[Some records]
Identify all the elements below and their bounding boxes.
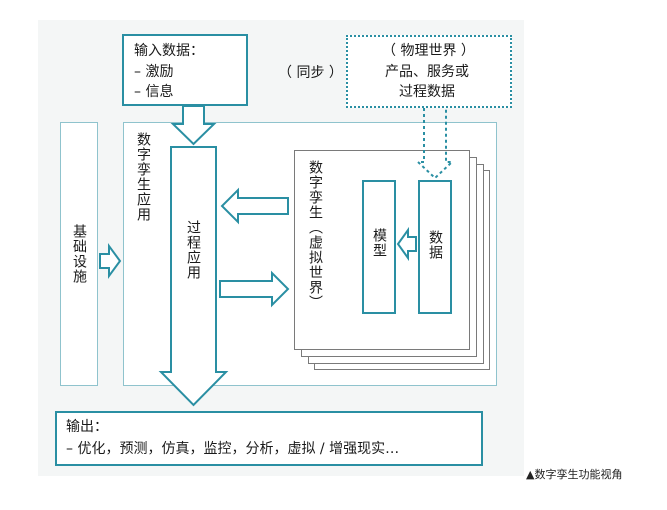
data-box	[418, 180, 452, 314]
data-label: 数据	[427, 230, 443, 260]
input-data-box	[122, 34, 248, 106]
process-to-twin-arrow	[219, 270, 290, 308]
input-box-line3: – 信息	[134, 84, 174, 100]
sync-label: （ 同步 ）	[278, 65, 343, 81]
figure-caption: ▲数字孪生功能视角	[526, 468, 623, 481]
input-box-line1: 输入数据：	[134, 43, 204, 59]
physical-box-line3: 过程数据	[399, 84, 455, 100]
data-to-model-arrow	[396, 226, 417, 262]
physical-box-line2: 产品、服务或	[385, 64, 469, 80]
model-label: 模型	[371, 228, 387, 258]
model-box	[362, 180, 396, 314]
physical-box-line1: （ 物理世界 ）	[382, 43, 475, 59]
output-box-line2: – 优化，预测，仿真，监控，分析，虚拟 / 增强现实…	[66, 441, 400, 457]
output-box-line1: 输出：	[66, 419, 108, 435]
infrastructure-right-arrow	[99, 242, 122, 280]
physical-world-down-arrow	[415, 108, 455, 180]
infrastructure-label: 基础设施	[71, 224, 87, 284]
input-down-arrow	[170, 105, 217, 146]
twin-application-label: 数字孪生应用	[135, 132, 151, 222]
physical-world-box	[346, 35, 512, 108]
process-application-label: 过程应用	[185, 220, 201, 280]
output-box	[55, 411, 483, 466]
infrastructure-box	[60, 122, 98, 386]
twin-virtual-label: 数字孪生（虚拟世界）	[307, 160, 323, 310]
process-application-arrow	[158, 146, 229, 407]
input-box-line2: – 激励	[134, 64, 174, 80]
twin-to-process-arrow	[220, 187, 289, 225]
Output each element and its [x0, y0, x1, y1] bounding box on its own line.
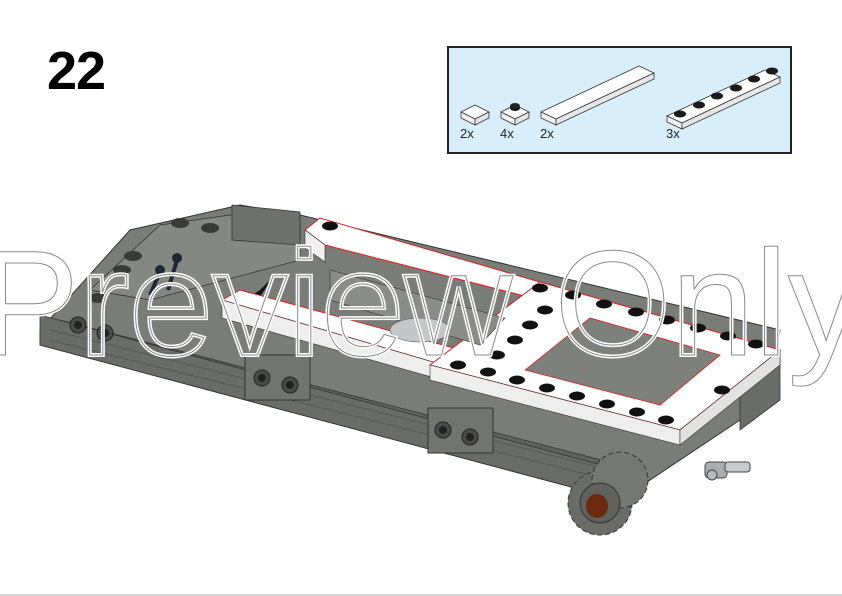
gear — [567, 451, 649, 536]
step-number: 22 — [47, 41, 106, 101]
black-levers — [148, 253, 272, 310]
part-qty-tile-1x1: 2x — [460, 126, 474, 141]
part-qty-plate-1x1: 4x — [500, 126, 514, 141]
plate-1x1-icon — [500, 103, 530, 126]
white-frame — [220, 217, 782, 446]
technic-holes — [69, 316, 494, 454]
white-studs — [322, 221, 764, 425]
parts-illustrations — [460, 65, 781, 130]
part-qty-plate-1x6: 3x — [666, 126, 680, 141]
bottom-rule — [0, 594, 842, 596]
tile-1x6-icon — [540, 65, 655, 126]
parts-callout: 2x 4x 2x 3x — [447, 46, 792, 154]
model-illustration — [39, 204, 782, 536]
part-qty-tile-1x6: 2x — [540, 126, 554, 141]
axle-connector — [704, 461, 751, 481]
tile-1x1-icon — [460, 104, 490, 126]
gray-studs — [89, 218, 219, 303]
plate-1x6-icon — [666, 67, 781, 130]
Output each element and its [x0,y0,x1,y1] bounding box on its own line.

* * *

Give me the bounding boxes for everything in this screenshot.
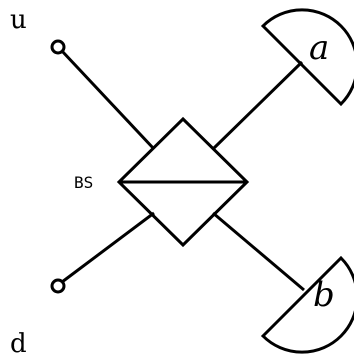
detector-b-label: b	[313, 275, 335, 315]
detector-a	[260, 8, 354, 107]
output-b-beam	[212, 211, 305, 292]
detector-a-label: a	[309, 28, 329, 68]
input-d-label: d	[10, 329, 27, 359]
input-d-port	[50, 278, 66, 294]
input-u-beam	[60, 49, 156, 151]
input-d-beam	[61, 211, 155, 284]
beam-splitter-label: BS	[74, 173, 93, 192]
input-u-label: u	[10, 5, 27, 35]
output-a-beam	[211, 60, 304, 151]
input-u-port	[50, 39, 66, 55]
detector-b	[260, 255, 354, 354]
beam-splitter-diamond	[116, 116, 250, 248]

→ Your task:
Retype every line of the material from the one containing "gear — [567, 451, 649, 536]" down to the one containing "Output each element and its [x0,y0,x1,y1]", including both of those lines, without changing anything.

→ Exercise response:
gear — [567, 451, 649, 536]
step-number: 22 — [47, 41, 106, 101]
black-levers — [148, 253, 272, 310]
part-qty-tile-1x1: 2x — [460, 126, 474, 141]
part-qty-plate-1x1: 4x — [500, 126, 514, 141]
plate-1x1-icon — [500, 103, 530, 126]
white-frame — [220, 217, 782, 446]
technic-holes — [69, 316, 494, 454]
white-studs — [322, 221, 764, 425]
parts-illustrations — [460, 65, 781, 130]
part-qty-plate-1x6: 3x — [666, 126, 680, 141]
bottom-rule — [0, 594, 842, 596]
tile-1x6-icon — [540, 65, 655, 126]
parts-callout: 2x 4x 2x 3x — [447, 46, 792, 154]
model-illustration — [39, 204, 782, 536]
part-qty-tile-1x6: 2x — [540, 126, 554, 141]
axle-connector — [704, 461, 751, 481]
tile-1x1-icon — [460, 104, 490, 126]
gray-studs — [89, 218, 219, 303]
plate-1x6-icon — [666, 67, 781, 130]
Output each element and its [x0,y0,x1,y1] bounding box on its own line.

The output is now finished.